→ **Problem to solve**: Identify, in the records below, every line where the string "Center" appears, and copy each such line.

Dataset items:
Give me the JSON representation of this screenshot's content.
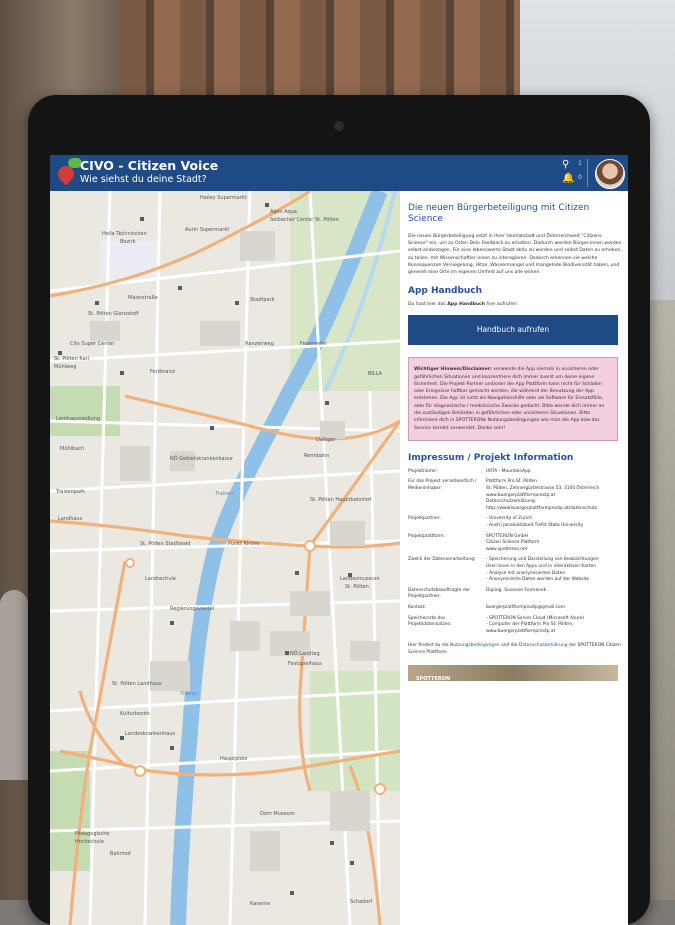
{
  "app": {
    "title": "CIVO - Citizen Voice",
    "subtitle": "Wie siehst du deine Stadt?",
    "notification_count_1": "1",
    "notification_count_2": "0"
  },
  "panel": {
    "heading": "Die neuen Bürgerbeteiligung mit Citizen Science",
    "intro": "Die neuen Bürgerbeteiligung setzt in Ihrer Heimatstadt und Österreichweit \"Citizens Science\" ein, um zu Orten Dein Feedback zu erhalten. Dadurch werden Bürger:innen werden selbst einbezogen. Für eine lebenswerte Stadt aktiv zu werden und selbst Daten zu erheben, zu teilen, mit Wissenschaftler:innen zu interagieren. Dadurch erkennen sie welche Konsequenzen Versiegelung, Hitze, Wassermangel und mangelnde Biodiversität haben, und generell eine Orte im eigenen Umfeld auf uns alle wirken.",
    "handbook_heading": "App Handbuch",
    "handbook_text_pre": "Du hast hier das ",
    "handbook_text_bold": "App Handbuch",
    "handbook_text_post": " hier aufrufen:",
    "handbook_button": "Handbuch aufrufen",
    "warning_bold": "Wichtiger Hinweis/Disclaimer:",
    "warning_text": " verwende die App niemals in unsicheren oder gefährlichen Situationen und konzentriere dich immer zuerst um deine eigene Sicherheit. Die Projekt-Partner und/oder die App Plattform kann nicht für Schäden oder Ereignisse haftbar gemacht werden, die während der Benutzung der App entstehen. Die App ist nicht als Navigationshilfe oder als Software für Einsatzfälle, oder für diagnostische / medizinische Zwecke gedacht. Bitte wende dich immer an die zuständigen Behörden in gefährlichen oder unsicheren Situationen. Bitte informiere dich in SPOTTERONs Nutzungsbedingungen wie man die App bzw das Service korrekt verwendet. Danke sehr!",
    "impressum_heading": "Impressum / Projekt Information",
    "impressum": [
      {
        "k": "Projektname:",
        "v": "URTA - MountainApp"
      },
      {
        "k": "Für das Projekt verantwortlich / Medieninhaber:",
        "v": "Plattform Pro St. Pölten\nSt. Pölten, Zehnergürtelstrasse 53, 3100 Österreich\nwww.buergerplattformprostp.at\nDatenschutzerklärung:\nhttp://www.buergerplattformprostp.at/datenschutz"
      },
      {
        "k": "Projektpartner:",
        "v": "- University of Zurich\n- Austri Janakiwitzkeit Tiefst Stata University"
      },
      {
        "k": "Projektplattform:",
        "v": "SPOTTERON GmbH\nCitizen Science Platform\nwww.spotteron.net"
      },
      {
        "k": "Zweck der Datenverarbeitung:",
        "v": "- Speicherung und Darstellung von Beobachtungen\nUser:innen in den Apps und in interaktiven Karten\n- Analyse mit anonymisierten Daten\n- Anonymisierte Daten werden auf der Website"
      },
      {
        "k": "Datenschutzbeauftragte der Projektpartner:",
        "v": "Dipling. Susanne Formanek"
      },
      {
        "k": "Kontakt:",
        "v": "buergerplattformprostp@gmail.com"
      },
      {
        "k": "Speicherorte des Projektdatensatzes:",
        "v": "- SPOTTERON Server Cloud (Microsoft Azure)\n- Computer der Plattform Pro St. Pölten, www.buergerplattformprostp.at"
      }
    ],
    "footer_pre": "Hier findest du die ",
    "footer_link1": "Nutzungsbedingungen",
    "footer_mid": " und die ",
    "footer_link2": "Datenschutzerklärung",
    "footer_post": " der SPOTTERON Citizen Science Plattform.",
    "strip_label": "SPOTTERON"
  },
  "map": {
    "labels": [
      "Hailey Supermarkt",
      "Alpin Aqua",
      "Seibacher Center",
      "St. Pölten",
      "Hella Technischen",
      "Bezirk",
      "Aurin Supermarkt",
      "St. Pölten Glanzstoff",
      "Maierstraße",
      "City Super Center",
      "St. Pölten Karl",
      "Mühlweg",
      "Ferdinand",
      "Stadtpark",
      "Feuerwehr",
      "Ranzenweg",
      "BILLA",
      "Lernhaussiedlung",
      "Dalliger",
      "Rennbahn",
      "Mühlbach",
      "NÖ Gebietskrankenkasse",
      "St. Pölten Hauptbahnhof",
      "Traisen",
      "Traisenpark",
      "Landhaus",
      "St. Pölten Stadtwald",
      "Punkt Kirche",
      "Landesmuseum",
      "St. Pölten",
      "Landsschule",
      "Regierungsviertel",
      "NÖ Landtag",
      "Festspielhaus",
      "St. Pölten Landhaus",
      "Kulturbezirk",
      "Landeskrankenhaus",
      "Pädagogische",
      "Hochschule",
      "Dom Museum",
      "Traisen",
      "Schadorf",
      "Hauptplatz",
      "Bahnhof",
      "Kaserne"
    ]
  }
}
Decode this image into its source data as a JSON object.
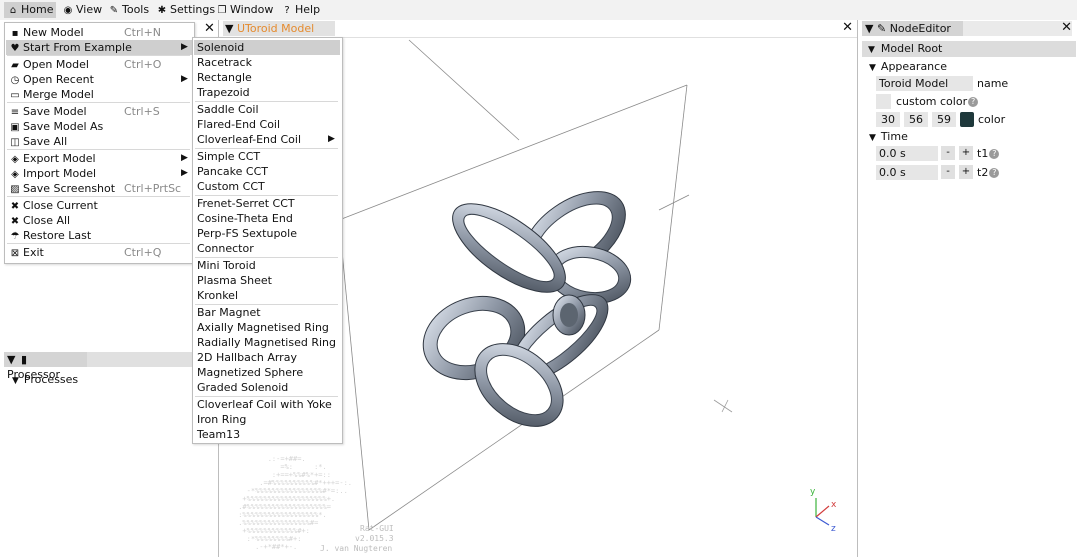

→ **Answer for the task**:
      "Seibacher Center",
      "City Super Center",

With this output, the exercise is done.